• _THE REQUEST_
Please print the full listing exactly.

(Saved entries)
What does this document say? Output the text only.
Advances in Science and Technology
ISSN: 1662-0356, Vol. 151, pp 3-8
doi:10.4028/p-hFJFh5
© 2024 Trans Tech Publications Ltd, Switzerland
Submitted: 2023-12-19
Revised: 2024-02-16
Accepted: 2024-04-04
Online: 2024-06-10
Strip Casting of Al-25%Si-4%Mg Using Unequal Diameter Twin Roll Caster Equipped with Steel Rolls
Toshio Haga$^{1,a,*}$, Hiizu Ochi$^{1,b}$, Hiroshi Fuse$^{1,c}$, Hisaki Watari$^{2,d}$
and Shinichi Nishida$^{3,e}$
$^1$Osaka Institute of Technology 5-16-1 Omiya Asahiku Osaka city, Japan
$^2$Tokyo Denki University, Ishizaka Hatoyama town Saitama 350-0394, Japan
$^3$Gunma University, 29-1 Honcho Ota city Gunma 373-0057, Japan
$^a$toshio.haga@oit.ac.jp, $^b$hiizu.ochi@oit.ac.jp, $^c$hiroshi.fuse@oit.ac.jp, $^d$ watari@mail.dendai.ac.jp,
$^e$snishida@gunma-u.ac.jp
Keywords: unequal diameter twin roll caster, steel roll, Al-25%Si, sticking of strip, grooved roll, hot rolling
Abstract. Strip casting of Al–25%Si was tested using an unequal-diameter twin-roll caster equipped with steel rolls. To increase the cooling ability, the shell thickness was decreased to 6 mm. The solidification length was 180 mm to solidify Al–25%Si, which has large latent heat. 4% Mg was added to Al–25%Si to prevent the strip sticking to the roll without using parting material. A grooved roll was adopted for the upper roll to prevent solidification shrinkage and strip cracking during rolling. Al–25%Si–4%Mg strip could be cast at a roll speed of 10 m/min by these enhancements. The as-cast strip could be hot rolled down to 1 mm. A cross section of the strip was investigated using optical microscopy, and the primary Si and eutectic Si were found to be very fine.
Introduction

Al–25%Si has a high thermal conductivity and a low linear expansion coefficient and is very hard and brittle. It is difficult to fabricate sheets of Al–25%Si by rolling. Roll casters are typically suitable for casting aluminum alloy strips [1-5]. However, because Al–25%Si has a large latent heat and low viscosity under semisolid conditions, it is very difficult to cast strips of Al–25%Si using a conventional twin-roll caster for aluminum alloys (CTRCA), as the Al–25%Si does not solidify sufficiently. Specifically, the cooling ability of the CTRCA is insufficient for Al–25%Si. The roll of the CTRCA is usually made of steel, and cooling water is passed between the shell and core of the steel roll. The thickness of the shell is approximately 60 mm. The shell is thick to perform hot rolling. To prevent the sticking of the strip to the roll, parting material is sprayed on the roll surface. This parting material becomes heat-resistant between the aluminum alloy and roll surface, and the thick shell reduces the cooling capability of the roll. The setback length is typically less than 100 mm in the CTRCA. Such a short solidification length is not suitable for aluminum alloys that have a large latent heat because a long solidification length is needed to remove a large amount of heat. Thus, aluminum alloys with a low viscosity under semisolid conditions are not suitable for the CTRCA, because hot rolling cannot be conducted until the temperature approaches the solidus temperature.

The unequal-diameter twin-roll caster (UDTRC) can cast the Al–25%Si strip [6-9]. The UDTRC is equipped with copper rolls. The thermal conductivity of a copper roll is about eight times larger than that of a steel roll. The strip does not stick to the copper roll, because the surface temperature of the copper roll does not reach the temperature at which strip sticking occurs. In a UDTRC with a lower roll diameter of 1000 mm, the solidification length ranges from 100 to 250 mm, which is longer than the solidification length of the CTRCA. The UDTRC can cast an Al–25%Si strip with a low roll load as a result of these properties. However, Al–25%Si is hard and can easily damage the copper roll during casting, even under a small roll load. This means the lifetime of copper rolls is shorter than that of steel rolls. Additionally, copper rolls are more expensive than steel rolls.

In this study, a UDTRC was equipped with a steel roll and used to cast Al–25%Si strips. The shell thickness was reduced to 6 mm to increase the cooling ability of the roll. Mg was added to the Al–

• _PROBLEM SOLUTION_
What does this document say? Output the text only.
Advances in Science and Technology
ISSN: 1662-0356, Vol. 151, pp 3-8
doi:10.4028/p-hFJFh5
© 2024 Trans Tech Publications Ltd, Switzerland
Submitted: 2023-12-19
Revised: 2024-02-16
Accepted: 2024-04-04
Online: 2024-06-10
Strip Casting of Al-25%Si-4%Mg Using Unequal Diameter Twin Roll Caster Equipped with Steel Rolls
Toshio Haga$^{1,a,*}$, Hiizu Ochi$^{1,b}$, Hiroshi Fuse$^{1,c}$, Hisaki Watari$^{2,d}$
and Shinichi Nishida$^{3,e}$
$^1$Osaka Institute of Technology 5-16-1 Omiya Asahiku Osaka city, Japan
$^2$Tokyo Denki University, Ishizaka Hatoyama town Saitama 350-0394, Japan
$^3$Gunma University, 29-1 Honcho Ota city Gunma 373-0057, Japan
$^a$toshio.haga@oit.ac.jp, $^b$hiizu.ochi@oit.ac.jp, $^c$hiroshi.fuse@oit.ac.jp, $^d$ watari@mail.dendai.ac.jp,
$^e$snishida@gunma-u.ac.jp
Keywords: unequal diameter twin roll caster, steel roll, Al-25%Si, sticking of strip, grooved roll, hot rolling
Abstract. Strip casting of Al–25%Si was tested using an unequal-diameter twin-roll caster equipped with steel rolls. To increase the cooling ability, the shell thickness was decreased to 6 mm. The solidification length was 180 mm to solidify Al–25%Si, which has large latent heat. 4% Mg was added to Al–25%Si to prevent the strip sticking to the roll without using parting material. A grooved roll was adopted for the upper roll to prevent solidification shrinkage and strip cracking during rolling. Al–25%Si–4%Mg strip could be cast at a roll speed of 10 m/min by these enhancements. The as-cast strip could be hot rolled down to 1 mm. A cross section of the strip was investigated using optical microscopy, and the primary Si and eutectic Si were found to be very fine.
Introduction

Al–25%Si has a high thermal conductivity and a low linear expansion coefficient and is very hard and brittle. It is difficult to fabricate sheets of Al–25%Si by rolling. Roll casters are typically suitable for casting aluminum alloy strips [1-5]. However, because Al–25%Si has a large latent heat and low viscosity under semisolid conditions, it is very difficult to cast strips of Al–25%Si using a conventional twin-roll caster for aluminum alloys (CTRCA), as the Al–25%Si does not solidify sufficiently. Specifically, the cooling ability of the CTRCA is insufficient for Al–25%Si. The roll of the CTRCA is usually made of steel, and cooling water is passed between the shell and core of the steel roll. The thickness of the shell is approximately 60 mm. The shell is thick to perform hot rolling. To prevent the sticking of the strip to the roll, parting material is sprayed on the roll surface. This parting material becomes heat-resistant between the aluminum alloy and roll surface, and the thick shell reduces the cooling capability of the roll. The setback length is typically less than 100 mm in the CTRCA. Such a short solidification length is not suitable for aluminum alloys that have a large latent heat because a long solidification length is needed to remove a large amount of heat. Thus, aluminum alloys with a low viscosity under semisolid conditions are not suitable for the CTRCA, because hot rolling cannot be conducted until the temperature approaches the solidus temperature.

The unequal-diameter twin-roll caster (UDTRC) can cast the Al–25%Si strip [6-9]. The UDTRC is equipped with copper rolls. The thermal conductivity of a copper roll is about eight times larger than that of a steel roll. The strip does not stick to the copper roll, because the surface temperature of the copper roll does not reach the temperature at which strip sticking occurs. In a UDTRC with a lower roll diameter of 1000 mm, the solidification length ranges from 100 to 250 mm, which is longer than the solidification length of the CTRCA. The UDTRC can cast an Al–25%Si strip with a low roll load as a result of these properties. However, Al–25%Si is hard and can easily damage the copper roll during casting, even under a small roll load. This means the lifetime of copper rolls is shorter than that of steel rolls. Additionally, copper rolls are more expensive than steel rolls.

In this study, a UDTRC was equipped with a steel roll and used to cast Al–25%Si strips. The shell thickness was reduced to 6 mm to increase the cooling ability of the roll. Mg was added to the Al–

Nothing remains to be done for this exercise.